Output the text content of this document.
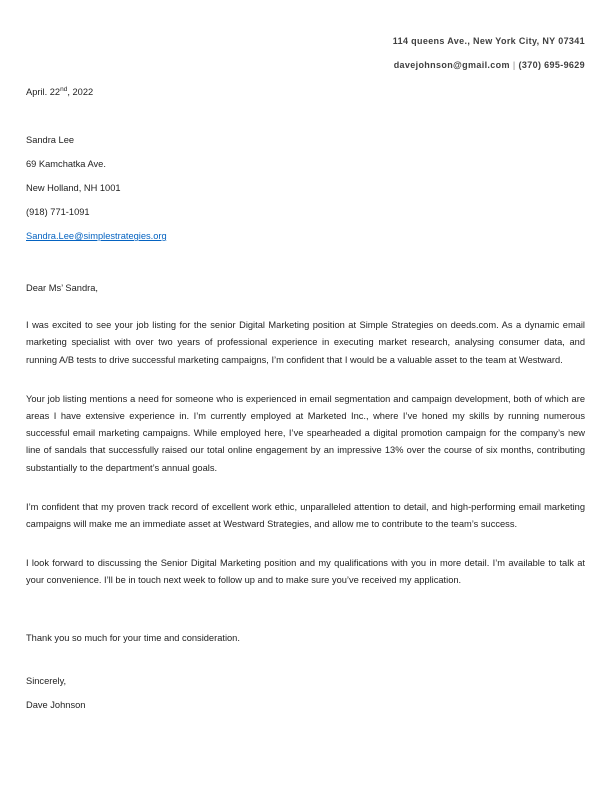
114 queens Ave., New York City, NY 07341
davejohnson@gmail.com | (370) 695-9629
April. 22nd, 2022
Sandra Lee
69 Kamchatka Ave.
New Holland, NH 1001
(918) 771-1091
Sandra.Lee@simplestrategies.org

Dear Ms’ Sandra,

I was excited to see your job listing for the senior Digital Marketing position at Simple Strategies on deeds.com. As a dynamic email marketing specialist with over two years of professional experience in executing market research, analysing consumer data, and running A/B tests to drive successful marketing campaigns, I’m confident that I would be a valuable asset to the team at Westward.

Your job listing mentions a need for someone who is experienced in email segmentation and campaign development, both of which are areas I have extensive experience in. I’m currently employed at Marketed Inc., where I’ve honed my skills by running numerous successful email marketing campaigns. While employed here, I’ve spearheaded a digital promotion campaign for the company’s new line of sandals that successfully raised our total online engagement by an impressive 13% over the course of six months, contributing substantially to the department’s annual goals.

I’m confident that my proven track record of excellent work ethic, unparalleled attention to detail, and high-performing email marketing campaigns will make me an immediate asset at Westward Strategies, and allow me to contribute to the team’s success.

I look forward to discussing the Senior Digital Marketing position and my qualifications with you in more detail. I’m available to talk at your convenience. I’ll be in touch next week to follow up and to make sure you’ve received my application.

Thank you so much for your time and consideration.

Sincerely,

Dave Johnson
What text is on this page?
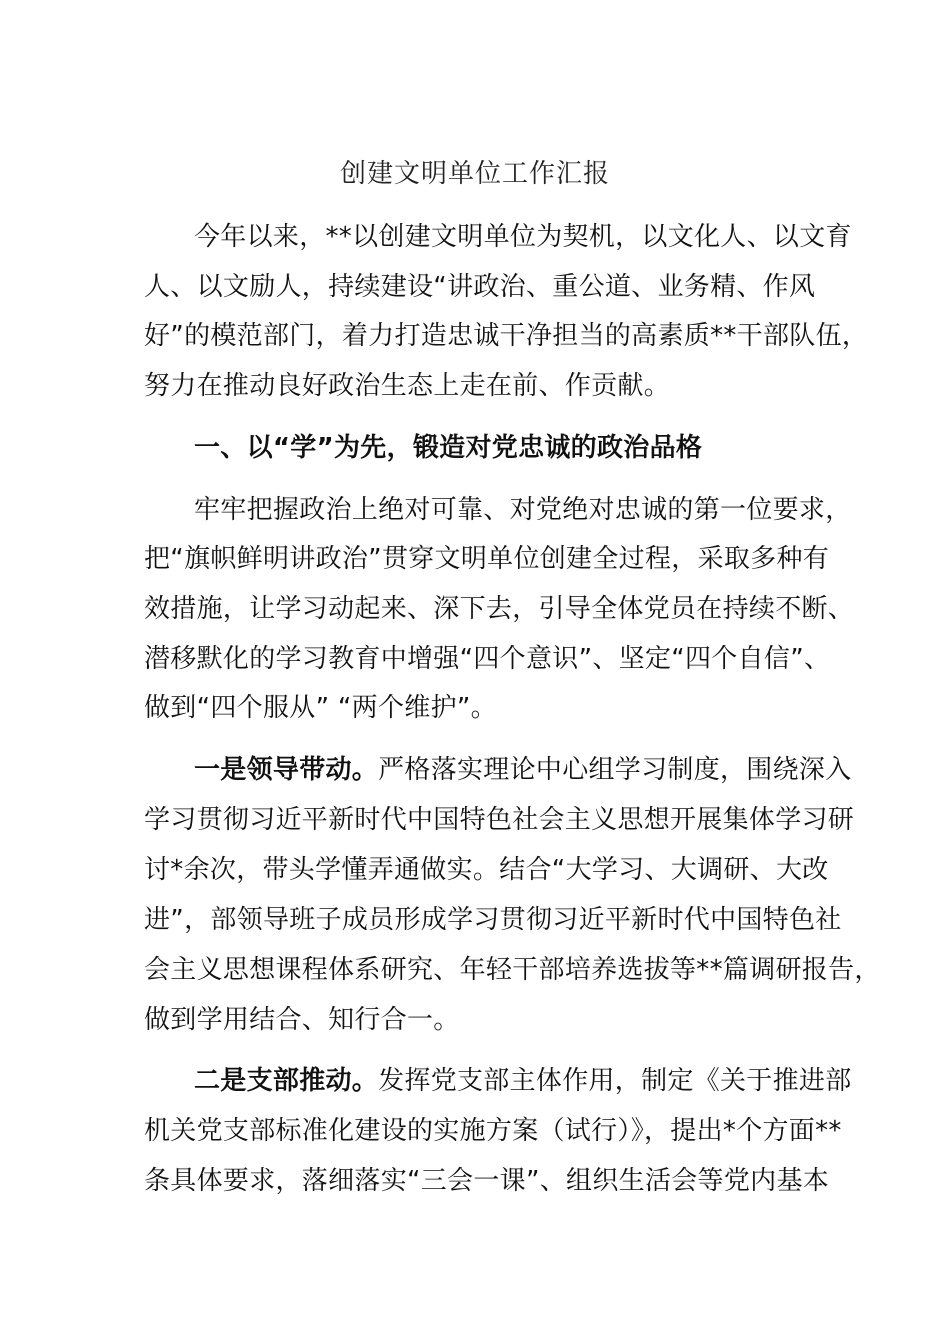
创建文明单位工作汇报
今年以来，**以创建文明单位为契机，以文化人、以文育
人、以文励人，持续建设“讲政治、重公道、业务精、作风
好”的模范部门，着力打造忠诚干净担当的高素质**干部队伍，
努力在推动良好政治生态上走在前、作贡献。
一、以“学”为先，锻造对党忠诚的政治品格
牢牢把握政治上绝对可靠、对党绝对忠诚的第一位要求，
把“旗帜鲜明讲政治”贯穿文明单位创建全过程，采取多种有
效措施，让学习动起来、深下去，引导全体党员在持续不断、
潜移默化的学习教育中增强“四个意识”、坚定“四个自信”、
做到“四个服从” “两个维护”。
一是领导带动。严格落实理论中心组学习制度，围绕深入
学习贯彻习近平新时代中国特色社会主义思想开展集体学习研
讨*余次，带头学懂弄通做实。结合“大学习、大调研、大改
进”，部领导班子成员形成学习贯彻习近平新时代中国特色社
会主义思想课程体系研究、年轻干部培养选拔等**篇调研报告，
做到学用结合、知行合一。
二是支部推动。发挥党支部主体作用，制定《关于推进部
机关党支部标准化建设的实施方案（试行）》，提出*个方面**
条具体要求，落细落实“三会一课”、组织生活会等党内基本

====

● Required work
Filter the data, keeping only the lines that contain "make".

● Solution to the problem
I’m confident that my proven track record of excellent work ethic, unparalleled attention to detail, and high-performing email marketing campaigns will make me an immediate asset at Westward Strategies, and allow me to contribute to the team’s success.
I look forward to discussing the Senior Digital Marketing position and my qualifications with you in more detail. I’m available to talk at your convenience. I’ll be in touch next week to follow up and to make sure you’ve received my application.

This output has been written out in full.